# INSTRUCTIONS FOR THE TASK
Give the material once more, word for word, without any images.

Excerpts from a figure dataset:
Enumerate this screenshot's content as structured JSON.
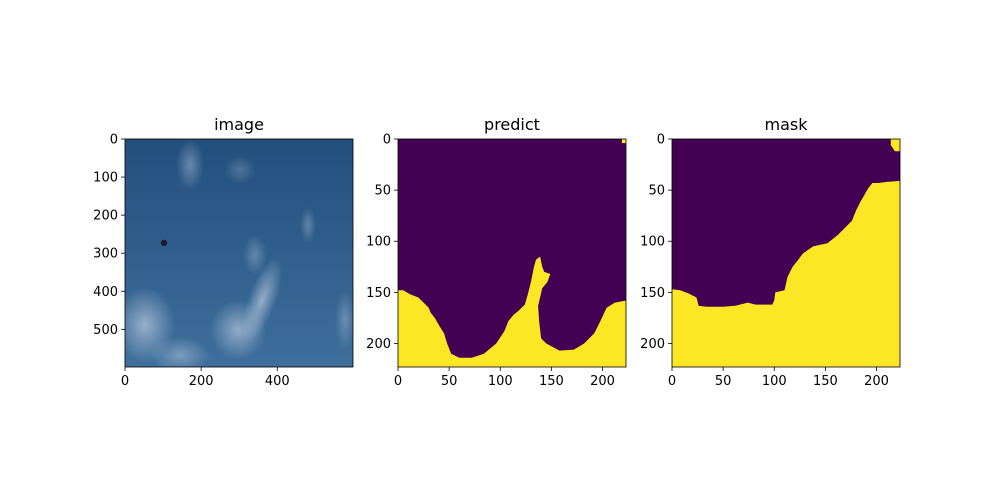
{
  "chart_data": [
    {
      "type": "heatmap",
      "title": "image",
      "content": "photo of blue sky with thin white clouds",
      "xlim": [
        0,
        599
      ],
      "ylim": [
        599,
        0
      ],
      "xticks": [
        0,
        200,
        400
      ],
      "yticks": [
        0,
        100,
        200,
        300,
        400,
        500
      ],
      "colors": {
        "sky_top": "#234f7d",
        "sky_bottom": "#3f6f9c",
        "cloud": "#c9d6e6"
      }
    },
    {
      "type": "heatmap",
      "title": "predict",
      "content": "binary segmentation prediction",
      "xlim": [
        0,
        223
      ],
      "ylim": [
        223,
        0
      ],
      "xticks": [
        0,
        50,
        100,
        150,
        200
      ],
      "yticks": [
        0,
        50,
        100,
        150,
        200
      ],
      "classes": [
        {
          "value": 0,
          "color": "#440154"
        },
        {
          "value": 1,
          "color": "#fde725"
        }
      ],
      "boundary": [
        [
          0,
          148
        ],
        [
          5,
          148
        ],
        [
          12,
          152
        ],
        [
          20,
          155
        ],
        [
          25,
          160
        ],
        [
          30,
          165
        ],
        [
          32,
          170
        ],
        [
          36,
          175
        ],
        [
          40,
          182
        ],
        [
          45,
          190
        ],
        [
          48,
          200
        ],
        [
          52,
          210
        ],
        [
          60,
          214
        ],
        [
          72,
          214
        ],
        [
          84,
          210
        ],
        [
          96,
          200
        ],
        [
          104,
          188
        ],
        [
          108,
          178
        ],
        [
          113,
          172
        ],
        [
          118,
          168
        ],
        [
          124,
          162
        ],
        [
          127,
          152
        ],
        [
          130,
          140
        ],
        [
          133,
          125
        ],
        [
          135,
          118
        ],
        [
          139,
          115
        ],
        [
          141,
          125
        ],
        [
          143,
          130
        ],
        [
          149,
          132
        ],
        [
          146,
          140
        ],
        [
          141,
          146
        ],
        [
          139,
          155
        ],
        [
          137,
          163
        ],
        [
          138,
          178
        ],
        [
          140,
          195
        ],
        [
          145,
          200
        ],
        [
          158,
          207
        ],
        [
          172,
          206
        ],
        [
          182,
          200
        ],
        [
          192,
          190
        ],
        [
          198,
          178
        ],
        [
          204,
          165
        ],
        [
          212,
          160
        ],
        [
          223,
          158
        ]
      ],
      "corner_blob": [
        [
          219,
          0
        ],
        [
          223,
          0
        ],
        [
          223,
          4
        ],
        [
          219,
          4
        ]
      ]
    },
    {
      "type": "heatmap",
      "title": "mask",
      "content": "binary ground-truth mask",
      "xlim": [
        0,
        223
      ],
      "ylim": [
        223,
        0
      ],
      "xticks": [
        0,
        50,
        100,
        150,
        200
      ],
      "yticks": [
        0,
        50,
        100,
        150,
        200
      ],
      "classes": [
        {
          "value": 0,
          "color": "#440154"
        },
        {
          "value": 1,
          "color": "#fde725"
        }
      ],
      "boundary": [
        [
          0,
          147
        ],
        [
          8,
          148
        ],
        [
          16,
          151
        ],
        [
          24,
          155
        ],
        [
          26,
          163
        ],
        [
          34,
          164
        ],
        [
          50,
          164
        ],
        [
          62,
          163
        ],
        [
          74,
          160
        ],
        [
          82,
          162
        ],
        [
          90,
          162
        ],
        [
          98,
          162
        ],
        [
          100,
          158
        ],
        [
          101,
          150
        ],
        [
          110,
          148
        ],
        [
          113,
          135
        ],
        [
          118,
          125
        ],
        [
          122,
          120
        ],
        [
          128,
          112
        ],
        [
          138,
          105
        ],
        [
          152,
          102
        ],
        [
          162,
          94
        ],
        [
          168,
          88
        ],
        [
          176,
          80
        ],
        [
          180,
          70
        ],
        [
          184,
          62
        ],
        [
          188,
          55
        ],
        [
          192,
          48
        ],
        [
          196,
          43
        ],
        [
          202,
          43
        ],
        [
          210,
          42
        ],
        [
          223,
          41
        ]
      ],
      "corner_blob": [
        [
          214,
          0
        ],
        [
          223,
          0
        ],
        [
          223,
          12
        ],
        [
          218,
          12
        ],
        [
          214,
          6
        ]
      ]
    }
  ]
}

# EXERCISE ANSWER
Enumerate this screenshot's content as structured JSON.
{
  "chart_data": [
    {
      "type": "heatmap",
      "title": "image",
      "content": "photo of blue sky with thin white clouds",
      "xlim": [
        0,
        599
      ],
      "ylim": [
        599,
        0
      ],
      "xticks": [
        0,
        200,
        400
      ],
      "yticks": [
        0,
        100,
        200,
        300,
        400,
        500
      ],
      "colors": {
        "sky_top": "#234f7d",
        "sky_bottom": "#3f6f9c",
        "cloud": "#c9d6e6"
      }
    },
    {
      "type": "heatmap",
      "title": "predict",
      "content": "binary segmentation prediction",
      "xlim": [
        0,
        223
      ],
      "ylim": [
        223,
        0
      ],
      "xticks": [
        0,
        50,
        100,
        150,
        200
      ],
      "yticks": [
        0,
        50,
        100,
        150,
        200
      ],
      "classes": [
        {
          "value": 0,
          "color": "#440154"
        },
        {
          "value": 1,
          "color": "#fde725"
        }
      ],
      "boundary": [
        [
          0,
          148
        ],
        [
          5,
          148
        ],
        [
          12,
          152
        ],
        [
          20,
          155
        ],
        [
          25,
          160
        ],
        [
          30,
          165
        ],
        [
          32,
          170
        ],
        [
          36,
          175
        ],
        [
          40,
          182
        ],
        [
          45,
          190
        ],
        [
          48,
          200
        ],
        [
          52,
          210
        ],
        [
          60,
          214
        ],
        [
          72,
          214
        ],
        [
          84,
          210
        ],
        [
          96,
          200
        ],
        [
          104,
          188
        ],
        [
          108,
          178
        ],
        [
          113,
          172
        ],
        [
          118,
          168
        ],
        [
          124,
          162
        ],
        [
          127,
          152
        ],
        [
          130,
          140
        ],
        [
          133,
          125
        ],
        [
          135,
          118
        ],
        [
          139,
          115
        ],
        [
          141,
          125
        ],
        [
          143,
          130
        ],
        [
          149,
          132
        ],
        [
          146,
          140
        ],
        [
          141,
          146
        ],
        [
          139,
          155
        ],
        [
          137,
          163
        ],
        [
          138,
          178
        ],
        [
          140,
          195
        ],
        [
          145,
          200
        ],
        [
          158,
          207
        ],
        [
          172,
          206
        ],
        [
          182,
          200
        ],
        [
          192,
          190
        ],
        [
          198,
          178
        ],
        [
          204,
          165
        ],
        [
          212,
          160
        ],
        [
          223,
          158
        ]
      ],
      "corner_blob": [
        [
          219,
          0
        ],
        [
          223,
          0
        ],
        [
          223,
          4
        ],
        [
          219,
          4
        ]
      ]
    },
    {
      "type": "heatmap",
      "title": "mask",
      "content": "binary ground-truth mask",
      "xlim": [
        0,
        223
      ],
      "ylim": [
        223,
        0
      ],
      "xticks": [
        0,
        50,
        100,
        150,
        200
      ],
      "yticks": [
        0,
        50,
        100,
        150,
        200
      ],
      "classes": [
        {
          "value": 0,
          "color": "#440154"
        },
        {
          "value": 1,
          "color": "#fde725"
        }
      ],
      "boundary": [
        [
          0,
          147
        ],
        [
          8,
          148
        ],
        [
          16,
          151
        ],
        [
          24,
          155
        ],
        [
          26,
          163
        ],
        [
          34,
          164
        ],
        [
          50,
          164
        ],
        [
          62,
          163
        ],
        [
          74,
          160
        ],
        [
          82,
          162
        ],
        [
          90,
          162
        ],
        [
          98,
          162
        ],
        [
          100,
          158
        ],
        [
          101,
          150
        ],
        [
          110,
          148
        ],
        [
          113,
          135
        ],
        [
          118,
          125
        ],
        [
          122,
          120
        ],
        [
          128,
          112
        ],
        [
          138,
          105
        ],
        [
          152,
          102
        ],
        [
          162,
          94
        ],
        [
          168,
          88
        ],
        [
          176,
          80
        ],
        [
          180,
          70
        ],
        [
          184,
          62
        ],
        [
          188,
          55
        ],
        [
          192,
          48
        ],
        [
          196,
          43
        ],
        [
          202,
          43
        ],
        [
          210,
          42
        ],
        [
          223,
          41
        ]
      ],
      "corner_blob": [
        [
          214,
          0
        ],
        [
          223,
          0
        ],
        [
          223,
          12
        ],
        [
          218,
          12
        ],
        [
          214,
          6
        ]
      ]
    }
  ]
}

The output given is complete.